REQUEST
Locate the word "page" in the data below, then copy every line that holds it.

RECORD LIST

________________________

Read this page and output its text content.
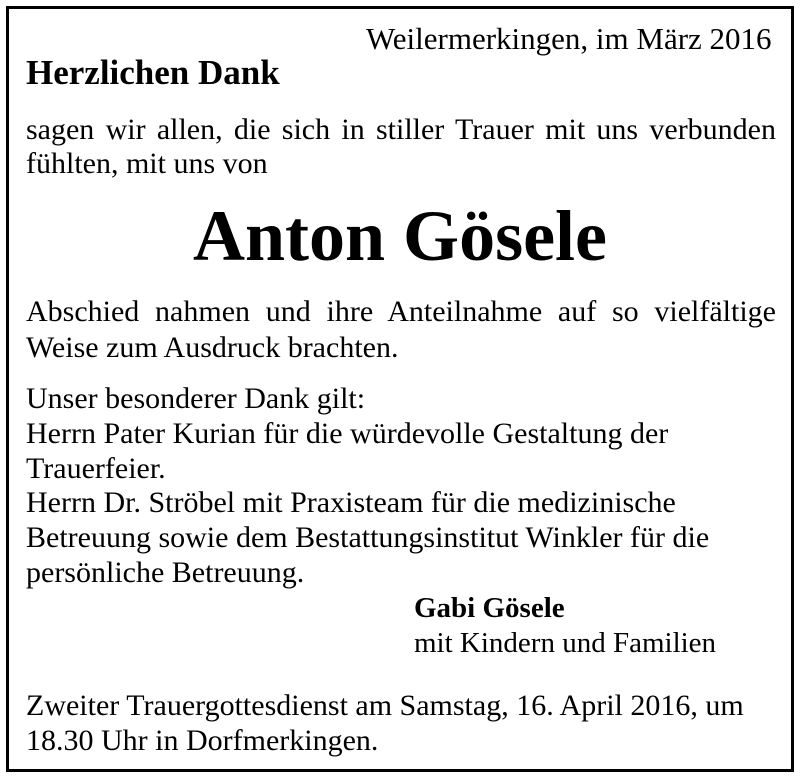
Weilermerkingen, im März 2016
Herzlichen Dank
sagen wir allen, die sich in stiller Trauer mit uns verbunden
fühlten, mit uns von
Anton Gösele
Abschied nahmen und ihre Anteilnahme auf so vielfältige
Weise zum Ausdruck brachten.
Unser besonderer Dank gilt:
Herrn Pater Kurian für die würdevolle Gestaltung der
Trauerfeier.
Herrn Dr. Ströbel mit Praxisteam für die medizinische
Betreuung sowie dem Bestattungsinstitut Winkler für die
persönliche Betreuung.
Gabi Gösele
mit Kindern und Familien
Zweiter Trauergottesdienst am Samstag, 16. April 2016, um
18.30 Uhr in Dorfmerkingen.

________________________

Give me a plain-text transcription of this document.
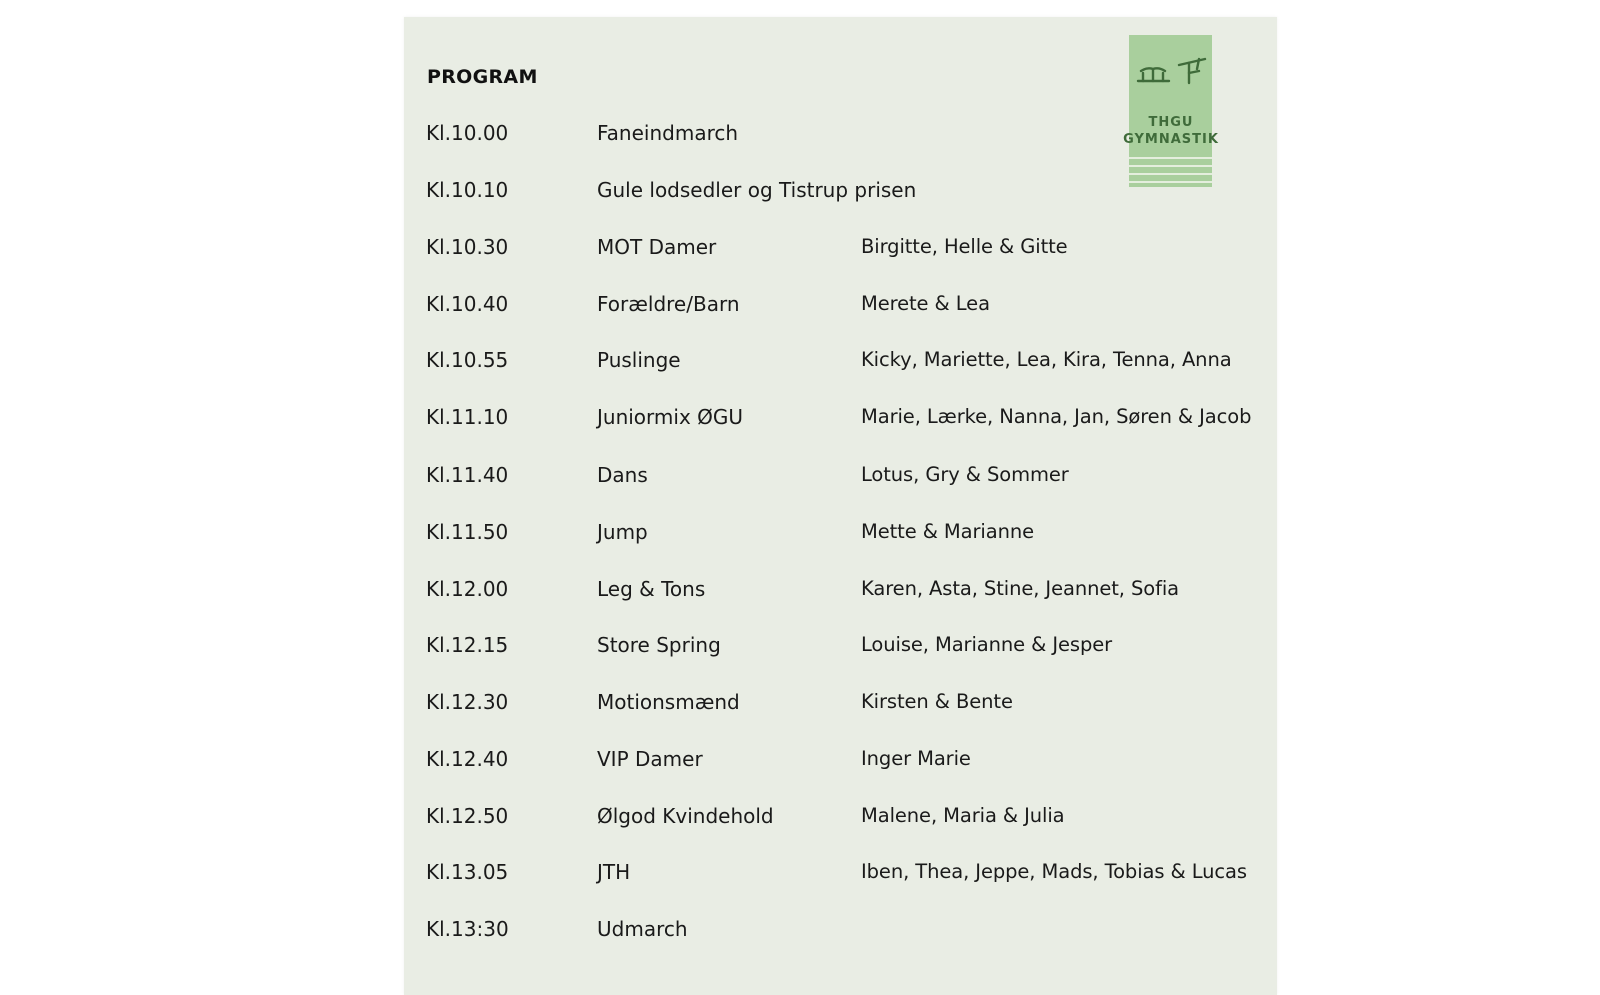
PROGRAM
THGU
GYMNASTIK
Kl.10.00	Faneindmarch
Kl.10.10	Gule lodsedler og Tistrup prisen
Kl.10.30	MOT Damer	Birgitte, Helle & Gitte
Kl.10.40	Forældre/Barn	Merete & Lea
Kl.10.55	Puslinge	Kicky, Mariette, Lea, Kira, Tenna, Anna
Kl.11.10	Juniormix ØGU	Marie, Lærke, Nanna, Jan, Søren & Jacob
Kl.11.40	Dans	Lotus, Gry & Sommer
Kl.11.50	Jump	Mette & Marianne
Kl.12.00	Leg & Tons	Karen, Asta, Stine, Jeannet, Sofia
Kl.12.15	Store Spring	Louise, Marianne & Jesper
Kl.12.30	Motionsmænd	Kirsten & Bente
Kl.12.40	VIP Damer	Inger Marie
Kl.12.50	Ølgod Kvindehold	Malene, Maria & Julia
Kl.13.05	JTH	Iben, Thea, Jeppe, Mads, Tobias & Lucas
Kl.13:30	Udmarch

________________________

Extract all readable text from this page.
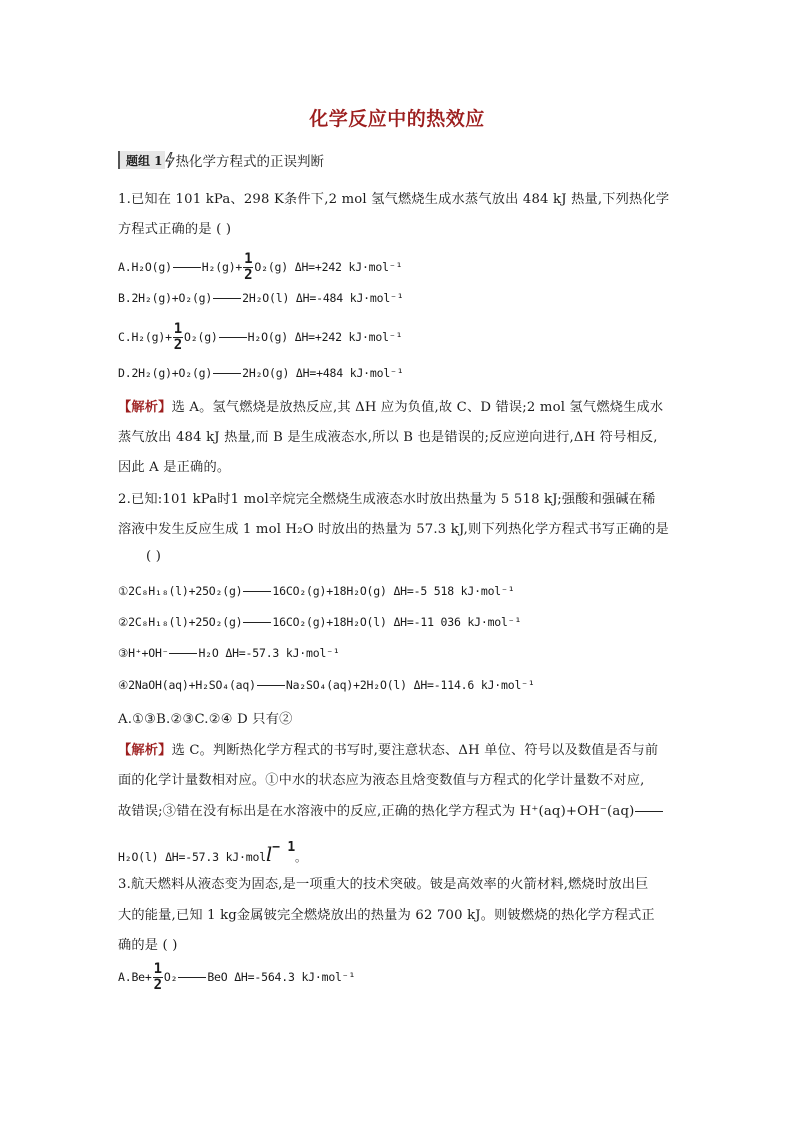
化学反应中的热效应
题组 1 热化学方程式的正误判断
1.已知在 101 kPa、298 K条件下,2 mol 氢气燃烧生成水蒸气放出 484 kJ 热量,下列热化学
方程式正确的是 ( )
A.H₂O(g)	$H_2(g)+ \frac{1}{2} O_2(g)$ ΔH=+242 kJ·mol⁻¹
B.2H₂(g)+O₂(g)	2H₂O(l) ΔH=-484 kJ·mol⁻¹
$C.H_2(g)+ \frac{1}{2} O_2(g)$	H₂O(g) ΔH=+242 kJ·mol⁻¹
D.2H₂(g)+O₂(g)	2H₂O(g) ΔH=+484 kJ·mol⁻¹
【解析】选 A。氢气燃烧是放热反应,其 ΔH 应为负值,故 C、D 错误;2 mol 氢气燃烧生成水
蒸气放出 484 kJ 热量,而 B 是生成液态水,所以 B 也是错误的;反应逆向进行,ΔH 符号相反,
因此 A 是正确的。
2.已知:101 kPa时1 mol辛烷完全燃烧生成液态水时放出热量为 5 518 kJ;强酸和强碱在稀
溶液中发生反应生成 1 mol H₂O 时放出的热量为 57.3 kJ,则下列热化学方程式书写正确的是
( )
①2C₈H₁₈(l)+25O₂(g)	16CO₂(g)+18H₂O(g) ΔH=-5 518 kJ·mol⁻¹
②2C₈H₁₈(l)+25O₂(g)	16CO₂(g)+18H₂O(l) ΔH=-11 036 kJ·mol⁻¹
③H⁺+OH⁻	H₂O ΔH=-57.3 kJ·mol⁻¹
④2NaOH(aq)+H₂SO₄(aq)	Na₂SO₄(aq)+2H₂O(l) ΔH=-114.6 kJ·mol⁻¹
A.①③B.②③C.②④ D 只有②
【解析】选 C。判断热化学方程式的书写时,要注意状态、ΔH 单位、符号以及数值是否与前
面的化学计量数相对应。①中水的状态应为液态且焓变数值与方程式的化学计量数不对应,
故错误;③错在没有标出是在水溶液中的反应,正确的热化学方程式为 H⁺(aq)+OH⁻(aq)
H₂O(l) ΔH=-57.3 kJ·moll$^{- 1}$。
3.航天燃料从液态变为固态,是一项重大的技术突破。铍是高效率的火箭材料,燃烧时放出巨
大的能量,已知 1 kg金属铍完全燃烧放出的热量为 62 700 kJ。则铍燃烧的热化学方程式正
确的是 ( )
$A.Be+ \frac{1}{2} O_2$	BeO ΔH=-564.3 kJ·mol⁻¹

________________________

ANSWER TO THIS PROBLEM
Read this page and output its text content.
Extract all readable text from this page.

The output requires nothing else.